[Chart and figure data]

-----

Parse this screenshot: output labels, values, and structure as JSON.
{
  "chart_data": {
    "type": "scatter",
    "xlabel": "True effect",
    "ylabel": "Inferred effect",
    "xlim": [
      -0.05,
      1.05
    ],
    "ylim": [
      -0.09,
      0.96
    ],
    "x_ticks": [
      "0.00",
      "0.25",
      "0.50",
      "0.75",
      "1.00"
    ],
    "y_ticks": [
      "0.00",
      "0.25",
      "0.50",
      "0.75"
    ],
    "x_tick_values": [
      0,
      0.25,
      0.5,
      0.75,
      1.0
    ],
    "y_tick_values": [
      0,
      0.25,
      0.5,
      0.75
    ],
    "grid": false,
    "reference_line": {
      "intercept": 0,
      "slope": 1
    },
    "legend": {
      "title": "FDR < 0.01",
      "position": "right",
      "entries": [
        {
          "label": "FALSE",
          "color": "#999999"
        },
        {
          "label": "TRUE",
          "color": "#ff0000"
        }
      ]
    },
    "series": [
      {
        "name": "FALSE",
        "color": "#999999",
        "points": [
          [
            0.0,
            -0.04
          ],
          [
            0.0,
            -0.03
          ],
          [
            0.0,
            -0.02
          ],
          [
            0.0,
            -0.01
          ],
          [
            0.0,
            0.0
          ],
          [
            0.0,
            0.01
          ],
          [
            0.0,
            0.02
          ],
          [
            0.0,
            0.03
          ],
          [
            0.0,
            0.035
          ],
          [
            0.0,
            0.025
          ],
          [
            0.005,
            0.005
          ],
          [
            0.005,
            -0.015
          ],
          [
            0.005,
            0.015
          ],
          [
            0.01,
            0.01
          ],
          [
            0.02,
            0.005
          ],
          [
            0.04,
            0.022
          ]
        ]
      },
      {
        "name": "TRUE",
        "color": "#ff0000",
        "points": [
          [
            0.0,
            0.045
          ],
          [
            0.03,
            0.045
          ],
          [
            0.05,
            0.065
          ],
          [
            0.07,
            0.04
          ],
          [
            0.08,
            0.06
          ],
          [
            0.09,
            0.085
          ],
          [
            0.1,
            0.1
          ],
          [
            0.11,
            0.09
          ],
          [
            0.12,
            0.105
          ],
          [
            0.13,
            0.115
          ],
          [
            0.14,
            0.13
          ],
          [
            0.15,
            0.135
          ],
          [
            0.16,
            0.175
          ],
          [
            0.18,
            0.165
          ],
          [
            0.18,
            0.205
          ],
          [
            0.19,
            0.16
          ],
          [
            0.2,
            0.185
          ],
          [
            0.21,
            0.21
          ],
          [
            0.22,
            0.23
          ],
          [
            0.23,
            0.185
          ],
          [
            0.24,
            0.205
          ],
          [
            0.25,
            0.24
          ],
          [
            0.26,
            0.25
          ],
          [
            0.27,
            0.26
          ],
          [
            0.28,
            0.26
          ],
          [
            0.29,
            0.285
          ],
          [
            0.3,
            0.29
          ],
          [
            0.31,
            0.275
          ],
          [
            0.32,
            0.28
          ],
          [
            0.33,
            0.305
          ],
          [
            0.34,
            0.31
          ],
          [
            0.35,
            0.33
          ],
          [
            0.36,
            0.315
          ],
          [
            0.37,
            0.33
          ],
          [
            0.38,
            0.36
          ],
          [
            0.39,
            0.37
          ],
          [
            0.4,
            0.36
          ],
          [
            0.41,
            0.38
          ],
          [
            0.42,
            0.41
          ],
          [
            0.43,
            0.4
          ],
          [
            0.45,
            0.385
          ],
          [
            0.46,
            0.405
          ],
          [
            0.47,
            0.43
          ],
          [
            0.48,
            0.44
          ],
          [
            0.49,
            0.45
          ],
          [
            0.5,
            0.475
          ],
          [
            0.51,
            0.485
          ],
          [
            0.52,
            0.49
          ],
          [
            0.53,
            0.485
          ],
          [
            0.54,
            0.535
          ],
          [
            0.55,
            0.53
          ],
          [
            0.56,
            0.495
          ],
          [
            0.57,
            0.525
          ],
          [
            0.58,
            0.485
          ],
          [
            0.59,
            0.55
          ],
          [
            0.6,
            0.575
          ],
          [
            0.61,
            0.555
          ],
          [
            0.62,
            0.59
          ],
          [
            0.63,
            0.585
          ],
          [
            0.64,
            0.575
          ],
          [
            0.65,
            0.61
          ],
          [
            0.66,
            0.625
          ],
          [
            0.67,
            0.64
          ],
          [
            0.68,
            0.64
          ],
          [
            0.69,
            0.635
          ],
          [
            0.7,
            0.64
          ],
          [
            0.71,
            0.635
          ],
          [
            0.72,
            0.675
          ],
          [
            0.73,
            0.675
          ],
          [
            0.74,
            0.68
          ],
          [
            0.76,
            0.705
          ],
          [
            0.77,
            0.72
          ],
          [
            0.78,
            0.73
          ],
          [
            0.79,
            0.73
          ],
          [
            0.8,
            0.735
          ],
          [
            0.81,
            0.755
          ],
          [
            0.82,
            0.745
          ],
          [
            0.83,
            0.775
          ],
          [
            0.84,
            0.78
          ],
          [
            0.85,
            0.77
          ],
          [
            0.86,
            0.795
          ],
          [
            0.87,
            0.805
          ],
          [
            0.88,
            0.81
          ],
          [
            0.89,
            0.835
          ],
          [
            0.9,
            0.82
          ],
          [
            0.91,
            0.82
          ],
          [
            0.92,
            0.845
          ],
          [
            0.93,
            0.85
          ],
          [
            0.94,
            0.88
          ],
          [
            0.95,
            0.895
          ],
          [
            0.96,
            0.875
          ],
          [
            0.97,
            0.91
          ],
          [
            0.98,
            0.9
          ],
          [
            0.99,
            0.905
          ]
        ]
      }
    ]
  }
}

-----

> [The exercise] Pick out each line containing "color" and report it.

> [The reply]
          "color": "#999999"
          "color": "#ff0000"
        "color": "#999999",
        "color": "#ff0000",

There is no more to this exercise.